§ **To do**
Each record needs to be echoed exactly; can you do that?

§ **Material to process**
_ _ _ _

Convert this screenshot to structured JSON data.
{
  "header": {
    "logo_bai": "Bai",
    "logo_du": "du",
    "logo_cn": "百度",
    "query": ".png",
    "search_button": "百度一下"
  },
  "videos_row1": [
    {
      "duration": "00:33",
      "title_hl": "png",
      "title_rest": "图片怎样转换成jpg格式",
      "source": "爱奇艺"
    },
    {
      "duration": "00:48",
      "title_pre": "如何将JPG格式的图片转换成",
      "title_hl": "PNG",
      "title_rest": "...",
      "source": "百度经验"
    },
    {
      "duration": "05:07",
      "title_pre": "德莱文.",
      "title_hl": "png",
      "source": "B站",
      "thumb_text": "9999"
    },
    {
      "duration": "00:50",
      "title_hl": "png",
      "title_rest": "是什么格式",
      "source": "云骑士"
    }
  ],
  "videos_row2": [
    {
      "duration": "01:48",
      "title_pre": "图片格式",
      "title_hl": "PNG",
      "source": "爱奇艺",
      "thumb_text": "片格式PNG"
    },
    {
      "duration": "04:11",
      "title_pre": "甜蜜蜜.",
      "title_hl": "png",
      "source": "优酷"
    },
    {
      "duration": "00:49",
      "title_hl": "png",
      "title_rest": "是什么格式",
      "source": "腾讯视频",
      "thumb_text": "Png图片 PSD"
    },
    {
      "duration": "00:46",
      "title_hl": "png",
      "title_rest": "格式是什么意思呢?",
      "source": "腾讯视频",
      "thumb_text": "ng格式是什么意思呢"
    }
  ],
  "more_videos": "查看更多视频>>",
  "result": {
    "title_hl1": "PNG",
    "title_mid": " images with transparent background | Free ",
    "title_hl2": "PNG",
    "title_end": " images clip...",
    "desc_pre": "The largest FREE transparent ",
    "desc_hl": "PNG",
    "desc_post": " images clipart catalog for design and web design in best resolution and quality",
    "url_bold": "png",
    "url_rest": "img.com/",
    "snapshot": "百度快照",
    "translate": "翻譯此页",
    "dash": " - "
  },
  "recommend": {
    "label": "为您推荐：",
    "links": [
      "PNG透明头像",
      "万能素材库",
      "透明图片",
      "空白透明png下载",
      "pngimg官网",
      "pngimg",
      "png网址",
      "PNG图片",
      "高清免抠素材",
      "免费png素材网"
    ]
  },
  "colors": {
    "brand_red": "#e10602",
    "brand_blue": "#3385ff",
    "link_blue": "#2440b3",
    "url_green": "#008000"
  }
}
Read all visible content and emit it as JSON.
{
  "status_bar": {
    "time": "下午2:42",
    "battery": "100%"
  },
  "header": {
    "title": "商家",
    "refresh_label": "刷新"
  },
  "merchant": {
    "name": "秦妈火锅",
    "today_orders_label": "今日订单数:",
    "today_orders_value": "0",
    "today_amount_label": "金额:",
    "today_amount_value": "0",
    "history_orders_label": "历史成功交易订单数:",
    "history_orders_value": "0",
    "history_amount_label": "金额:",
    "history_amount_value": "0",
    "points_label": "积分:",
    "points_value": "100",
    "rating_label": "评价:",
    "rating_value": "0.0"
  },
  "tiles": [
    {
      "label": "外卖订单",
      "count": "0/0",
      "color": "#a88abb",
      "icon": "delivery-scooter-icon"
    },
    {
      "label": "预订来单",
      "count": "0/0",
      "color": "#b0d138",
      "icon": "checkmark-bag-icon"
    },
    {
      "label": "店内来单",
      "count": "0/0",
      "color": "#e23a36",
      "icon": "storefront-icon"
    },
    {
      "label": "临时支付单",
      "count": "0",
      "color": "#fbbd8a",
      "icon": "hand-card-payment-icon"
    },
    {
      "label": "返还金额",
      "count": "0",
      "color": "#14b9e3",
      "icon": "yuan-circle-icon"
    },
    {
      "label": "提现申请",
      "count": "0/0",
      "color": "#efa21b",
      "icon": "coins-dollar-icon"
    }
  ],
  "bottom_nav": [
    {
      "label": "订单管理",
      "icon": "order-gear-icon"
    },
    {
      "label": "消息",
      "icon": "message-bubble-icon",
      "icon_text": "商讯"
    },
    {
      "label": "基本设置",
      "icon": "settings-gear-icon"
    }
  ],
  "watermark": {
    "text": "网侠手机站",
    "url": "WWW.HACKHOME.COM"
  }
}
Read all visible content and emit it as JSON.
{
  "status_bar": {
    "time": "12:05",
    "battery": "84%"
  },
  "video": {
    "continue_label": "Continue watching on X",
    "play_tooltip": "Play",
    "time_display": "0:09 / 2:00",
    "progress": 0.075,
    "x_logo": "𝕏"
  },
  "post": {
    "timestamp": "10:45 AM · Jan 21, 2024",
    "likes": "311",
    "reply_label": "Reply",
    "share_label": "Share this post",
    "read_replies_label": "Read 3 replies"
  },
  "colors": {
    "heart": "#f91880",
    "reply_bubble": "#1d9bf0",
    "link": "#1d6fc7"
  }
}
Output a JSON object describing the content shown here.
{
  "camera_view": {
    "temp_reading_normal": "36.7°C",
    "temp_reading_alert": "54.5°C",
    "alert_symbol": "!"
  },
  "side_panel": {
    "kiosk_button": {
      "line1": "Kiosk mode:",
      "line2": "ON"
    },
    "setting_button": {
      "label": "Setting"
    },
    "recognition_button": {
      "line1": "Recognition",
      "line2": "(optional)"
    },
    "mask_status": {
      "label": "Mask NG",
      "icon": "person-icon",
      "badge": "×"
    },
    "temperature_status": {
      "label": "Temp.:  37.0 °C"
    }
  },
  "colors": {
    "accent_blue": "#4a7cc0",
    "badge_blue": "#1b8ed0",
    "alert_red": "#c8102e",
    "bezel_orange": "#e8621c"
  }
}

_ _ _ _

§ **Solution for this exercise**
Convert this screenshot to structured JSON data.
{
  "header": {
    "logo_bai": "Bai",
    "logo_du": "du",
    "logo_cn": "百度",
    "query": ".png",
    "search_button": "百度一下"
  },
  "videos_row1": [
    {
      "duration": "00:33",
      "title_hl": "png",
      "title_rest": "图片怎样转换成jpg格式",
      "source": "爱奇艺"
    },
    {
      "duration": "00:48",
      "title_pre": "如何将JPG格式的图片转换成",
      "title_hl": "PNG",
      "title_rest": "...",
      "source": "百度经验"
    },
    {
      "duration": "05:07",
      "title_pre": "德莱文.",
      "title_hl": "png",
      "source": "B站",
      "thumb_text": "9999"
    },
    {
      "duration": "00:50",
      "title_hl": "png",
      "title_rest": "是什么格式",
      "source": "云骑士"
    }
  ],
  "videos_row2": [
    {
      "duration": "01:48",
      "title_pre": "图片格式",
      "title_hl": "PNG",
      "source": "爱奇艺",
      "thumb_text": "片格式PNG"
    },
    {
      "duration": "04:11",
      "title_pre": "甜蜜蜜.",
      "title_hl": "png",
      "source": "优酷"
    },
    {
      "duration": "00:49",
      "title_hl": "png",
      "title_rest": "是什么格式",
      "source": "腾讯视频",
      "thumb_text": "Png图片 PSD"
    },
    {
      "duration": "00:46",
      "title_hl": "png",
      "title_rest": "格式是什么意思呢?",
      "source": "腾讯视频",
      "thumb_text": "ng格式是什么意思呢"
    }
  ],
  "more_videos": "查看更多视频>>",
  "result": {
    "title_hl1": "PNG",
    "title_mid": " images with transparent background | Free ",
    "title_hl2": "PNG",
    "title_end": " images clip...",
    "desc_pre": "The largest FREE transparent ",
    "desc_hl": "PNG",
    "desc_post": " images clipart catalog for design and web design in best resolution and quality",
    "url_bold": "png",
    "url_rest": "img.com/",
    "snapshot": "百度快照",
    "translate": "翻譯此页",
    "dash": " - "
  },
  "recommend": {
    "label": "为您推荐：",
    "links": [
      "PNG透明头像",
      "万能素材库",
      "透明图片",
      "空白透明png下载",
      "pngimg官网",
      "pngimg",
      "png网址",
      "PNG图片",
      "高清免抠素材",
      "免费png素材网"
    ]
  },
  "colors": {
    "brand_red": "#e10602",
    "brand_blue": "#3385ff",
    "link_blue": "#2440b3",
    "url_green": "#008000"
  }
}
Read all visible content and emit it as JSON.
{
  "status_bar": {
    "time": "下午2:42",
    "battery": "100%"
  },
  "header": {
    "title": "商家",
    "refresh_label": "刷新"
  },
  "merchant": {
    "name": "秦妈火锅",
    "today_orders_label": "今日订单数:",
    "today_orders_value": "0",
    "today_amount_label": "金额:",
    "today_amount_value": "0",
    "history_orders_label": "历史成功交易订单数:",
    "history_orders_value": "0",
    "history_amount_label": "金额:",
    "history_amount_value": "0",
    "points_label": "积分:",
    "points_value": "100",
    "rating_label": "评价:",
    "rating_value": "0.0"
  },
  "tiles": [
    {
      "label": "外卖订单",
      "count": "0/0",
      "color": "#a88abb",
      "icon": "delivery-scooter-icon"
    },
    {
      "label": "预订来单",
      "count": "0/0",
      "color": "#b0d138",
      "icon": "checkmark-bag-icon"
    },
    {
      "label": "店内来单",
      "count": "0/0",
      "color": "#e23a36",
      "icon": "storefront-icon"
    },
    {
      "label": "临时支付单",
      "count": "0",
      "color": "#fbbd8a",
      "icon": "hand-card-payment-icon"
    },
    {
      "label": "返还金额",
      "count": "0",
      "color": "#14b9e3",
      "icon": "yuan-circle-icon"
    },
    {
      "label": "提现申请",
      "count": "0/0",
      "color": "#efa21b",
      "icon": "coins-dollar-icon"
    }
  ],
  "bottom_nav": [
    {
      "label": "订单管理",
      "icon": "order-gear-icon"
    },
    {
      "label": "消息",
      "icon": "message-bubble-icon",
      "icon_text": "商讯"
    },
    {
      "label": "基本设置",
      "icon": "settings-gear-icon"
    }
  ],
  "watermark": {
    "text": "网侠手机站",
    "url": "WWW.HACKHOME.COM"
  }
}
Read all visible content and emit it as JSON.
{
  "status_bar": {
    "time": "12:05",
    "battery": "84%"
  },
  "video": {
    "continue_label": "Continue watching on X",
    "play_tooltip": "Play",
    "time_display": "0:09 / 2:00",
    "progress": 0.075,
    "x_logo": "𝕏"
  },
  "post": {
    "timestamp": "10:45 AM · Jan 21, 2024",
    "likes": "311",
    "reply_label": "Reply",
    "share_label": "Share this post",
    "read_replies_label": "Read 3 replies"
  },
  "colors": {
    "heart": "#f91880",
    "reply_bubble": "#1d9bf0",
    "link": "#1d6fc7"
  }
}
Output a JSON object describing the content shown here.
{
  "camera_view": {
    "temp_reading_normal": "36.7°C",
    "temp_reading_alert": "54.5°C",
    "alert_symbol": "!"
  },
  "side_panel": {
    "kiosk_button": {
      "line1": "Kiosk mode:",
      "line2": "ON"
    },
    "setting_button": {
      "label": "Setting"
    },
    "recognition_button": {
      "line1": "Recognition",
      "line2": "(optional)"
    },
    "mask_status": {
      "label": "Mask NG",
      "icon": "person-icon",
      "badge": "×"
    },
    "temperature_status": {
      "label": "Temp.:  37.0 °C"
    }
  },
  "colors": {
    "accent_blue": "#4a7cc0",
    "badge_blue": "#1b8ed0",
    "alert_red": "#c8102e",
    "bezel_orange": "#e8621c"
  }
}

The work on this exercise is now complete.